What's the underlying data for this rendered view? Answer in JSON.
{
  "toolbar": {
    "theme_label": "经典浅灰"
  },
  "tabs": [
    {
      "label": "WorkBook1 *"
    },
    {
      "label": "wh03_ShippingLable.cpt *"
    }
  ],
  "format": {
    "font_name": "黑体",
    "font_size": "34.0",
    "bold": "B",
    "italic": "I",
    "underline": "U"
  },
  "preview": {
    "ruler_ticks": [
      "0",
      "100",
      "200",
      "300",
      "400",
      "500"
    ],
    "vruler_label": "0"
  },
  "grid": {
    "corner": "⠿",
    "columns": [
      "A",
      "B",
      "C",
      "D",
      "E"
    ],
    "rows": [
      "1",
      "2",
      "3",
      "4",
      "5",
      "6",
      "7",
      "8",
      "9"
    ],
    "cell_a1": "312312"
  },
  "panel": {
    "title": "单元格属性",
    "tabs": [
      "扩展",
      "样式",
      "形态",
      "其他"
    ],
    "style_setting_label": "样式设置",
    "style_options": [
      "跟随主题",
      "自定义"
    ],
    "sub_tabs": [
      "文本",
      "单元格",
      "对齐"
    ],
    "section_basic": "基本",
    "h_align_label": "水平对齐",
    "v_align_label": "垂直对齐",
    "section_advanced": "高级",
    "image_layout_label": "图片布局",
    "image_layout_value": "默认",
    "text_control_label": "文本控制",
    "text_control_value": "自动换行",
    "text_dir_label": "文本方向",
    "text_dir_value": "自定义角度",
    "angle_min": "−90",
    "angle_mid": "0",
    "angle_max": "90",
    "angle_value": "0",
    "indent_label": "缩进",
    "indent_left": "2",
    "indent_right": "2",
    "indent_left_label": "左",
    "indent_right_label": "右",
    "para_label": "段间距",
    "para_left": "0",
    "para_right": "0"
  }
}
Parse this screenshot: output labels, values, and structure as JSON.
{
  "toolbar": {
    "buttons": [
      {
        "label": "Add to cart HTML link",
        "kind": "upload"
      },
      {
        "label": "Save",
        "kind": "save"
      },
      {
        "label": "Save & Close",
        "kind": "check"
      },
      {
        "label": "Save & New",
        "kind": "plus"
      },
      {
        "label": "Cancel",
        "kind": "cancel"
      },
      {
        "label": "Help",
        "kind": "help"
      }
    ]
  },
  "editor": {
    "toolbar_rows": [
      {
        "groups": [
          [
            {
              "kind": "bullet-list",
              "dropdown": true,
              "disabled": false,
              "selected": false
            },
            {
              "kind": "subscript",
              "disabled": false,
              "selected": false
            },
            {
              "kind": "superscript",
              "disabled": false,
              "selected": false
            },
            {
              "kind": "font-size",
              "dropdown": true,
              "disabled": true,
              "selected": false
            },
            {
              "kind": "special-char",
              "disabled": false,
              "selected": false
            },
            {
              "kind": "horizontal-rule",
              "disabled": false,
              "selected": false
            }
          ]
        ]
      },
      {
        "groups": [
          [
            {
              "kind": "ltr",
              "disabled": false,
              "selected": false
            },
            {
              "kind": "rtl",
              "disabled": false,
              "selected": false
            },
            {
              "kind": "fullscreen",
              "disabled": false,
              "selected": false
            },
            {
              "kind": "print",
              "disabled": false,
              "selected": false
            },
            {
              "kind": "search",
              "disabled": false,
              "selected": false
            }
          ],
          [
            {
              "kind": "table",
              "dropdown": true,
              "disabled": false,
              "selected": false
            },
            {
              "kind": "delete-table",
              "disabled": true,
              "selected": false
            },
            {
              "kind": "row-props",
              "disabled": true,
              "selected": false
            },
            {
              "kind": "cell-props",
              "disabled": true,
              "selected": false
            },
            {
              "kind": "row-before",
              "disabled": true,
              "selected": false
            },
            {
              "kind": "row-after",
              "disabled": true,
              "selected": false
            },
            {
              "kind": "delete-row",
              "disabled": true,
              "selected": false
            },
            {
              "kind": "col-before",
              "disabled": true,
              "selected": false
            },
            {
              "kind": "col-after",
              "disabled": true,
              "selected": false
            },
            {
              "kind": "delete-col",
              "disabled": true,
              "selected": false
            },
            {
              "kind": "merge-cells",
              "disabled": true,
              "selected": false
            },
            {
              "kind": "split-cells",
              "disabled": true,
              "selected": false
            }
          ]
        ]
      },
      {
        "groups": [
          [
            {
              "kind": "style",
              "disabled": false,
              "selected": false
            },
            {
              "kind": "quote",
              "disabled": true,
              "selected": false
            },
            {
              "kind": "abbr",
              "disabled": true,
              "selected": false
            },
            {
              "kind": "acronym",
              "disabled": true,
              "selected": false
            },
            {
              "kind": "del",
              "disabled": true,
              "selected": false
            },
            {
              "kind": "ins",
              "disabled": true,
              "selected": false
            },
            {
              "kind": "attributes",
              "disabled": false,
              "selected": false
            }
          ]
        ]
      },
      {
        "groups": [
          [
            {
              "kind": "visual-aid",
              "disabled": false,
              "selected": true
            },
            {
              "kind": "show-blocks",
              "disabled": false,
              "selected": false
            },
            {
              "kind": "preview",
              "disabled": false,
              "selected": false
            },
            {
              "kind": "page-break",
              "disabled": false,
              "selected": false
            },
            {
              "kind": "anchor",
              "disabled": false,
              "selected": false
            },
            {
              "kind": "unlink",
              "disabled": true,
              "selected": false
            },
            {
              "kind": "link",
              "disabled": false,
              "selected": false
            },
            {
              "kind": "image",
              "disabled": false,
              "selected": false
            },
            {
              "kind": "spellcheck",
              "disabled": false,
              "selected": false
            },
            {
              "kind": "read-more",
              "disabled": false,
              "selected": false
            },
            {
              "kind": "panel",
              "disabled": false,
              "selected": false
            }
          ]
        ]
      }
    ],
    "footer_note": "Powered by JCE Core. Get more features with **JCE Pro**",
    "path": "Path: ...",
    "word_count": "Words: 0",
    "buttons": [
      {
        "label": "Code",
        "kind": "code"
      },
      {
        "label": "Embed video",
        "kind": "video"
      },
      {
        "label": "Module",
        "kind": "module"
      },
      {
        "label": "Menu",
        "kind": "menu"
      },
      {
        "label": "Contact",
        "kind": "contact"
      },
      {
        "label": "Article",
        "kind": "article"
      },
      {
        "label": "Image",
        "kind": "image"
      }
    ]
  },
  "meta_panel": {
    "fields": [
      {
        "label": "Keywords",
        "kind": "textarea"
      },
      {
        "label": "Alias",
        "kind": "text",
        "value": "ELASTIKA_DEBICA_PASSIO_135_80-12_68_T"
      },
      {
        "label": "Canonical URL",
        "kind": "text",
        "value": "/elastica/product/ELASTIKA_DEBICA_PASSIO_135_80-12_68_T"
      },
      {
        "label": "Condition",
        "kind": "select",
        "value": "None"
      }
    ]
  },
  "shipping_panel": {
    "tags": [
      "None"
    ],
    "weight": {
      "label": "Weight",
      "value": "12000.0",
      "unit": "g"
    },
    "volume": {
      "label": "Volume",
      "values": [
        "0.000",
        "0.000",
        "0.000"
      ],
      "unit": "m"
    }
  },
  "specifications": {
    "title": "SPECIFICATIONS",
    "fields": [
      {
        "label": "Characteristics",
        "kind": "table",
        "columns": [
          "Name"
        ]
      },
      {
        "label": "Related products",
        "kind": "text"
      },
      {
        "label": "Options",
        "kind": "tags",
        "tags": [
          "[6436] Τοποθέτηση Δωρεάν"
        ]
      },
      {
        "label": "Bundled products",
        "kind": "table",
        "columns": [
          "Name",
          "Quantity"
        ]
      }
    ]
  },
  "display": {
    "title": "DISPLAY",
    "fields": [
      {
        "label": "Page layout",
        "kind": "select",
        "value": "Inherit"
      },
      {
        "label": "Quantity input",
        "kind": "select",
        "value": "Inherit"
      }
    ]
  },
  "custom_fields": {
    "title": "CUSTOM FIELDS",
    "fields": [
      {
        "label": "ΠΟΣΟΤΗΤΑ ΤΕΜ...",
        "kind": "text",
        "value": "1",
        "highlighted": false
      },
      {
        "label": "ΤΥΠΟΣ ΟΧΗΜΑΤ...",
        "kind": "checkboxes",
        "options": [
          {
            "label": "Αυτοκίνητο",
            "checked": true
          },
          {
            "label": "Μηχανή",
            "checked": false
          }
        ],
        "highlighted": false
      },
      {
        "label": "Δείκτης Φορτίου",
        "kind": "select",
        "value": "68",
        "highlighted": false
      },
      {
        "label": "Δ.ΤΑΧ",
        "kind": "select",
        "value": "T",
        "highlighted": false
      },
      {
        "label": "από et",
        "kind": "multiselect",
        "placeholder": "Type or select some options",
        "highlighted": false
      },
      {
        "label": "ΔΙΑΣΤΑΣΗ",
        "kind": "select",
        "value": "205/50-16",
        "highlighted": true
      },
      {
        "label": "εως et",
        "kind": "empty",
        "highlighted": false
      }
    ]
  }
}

Set task> Scan the material above for the string "table" and report each line where you find it.

Complete output>
              "kind": "table",
              "kind": "delete-table",
        "kind": "table",
        "kind": "table",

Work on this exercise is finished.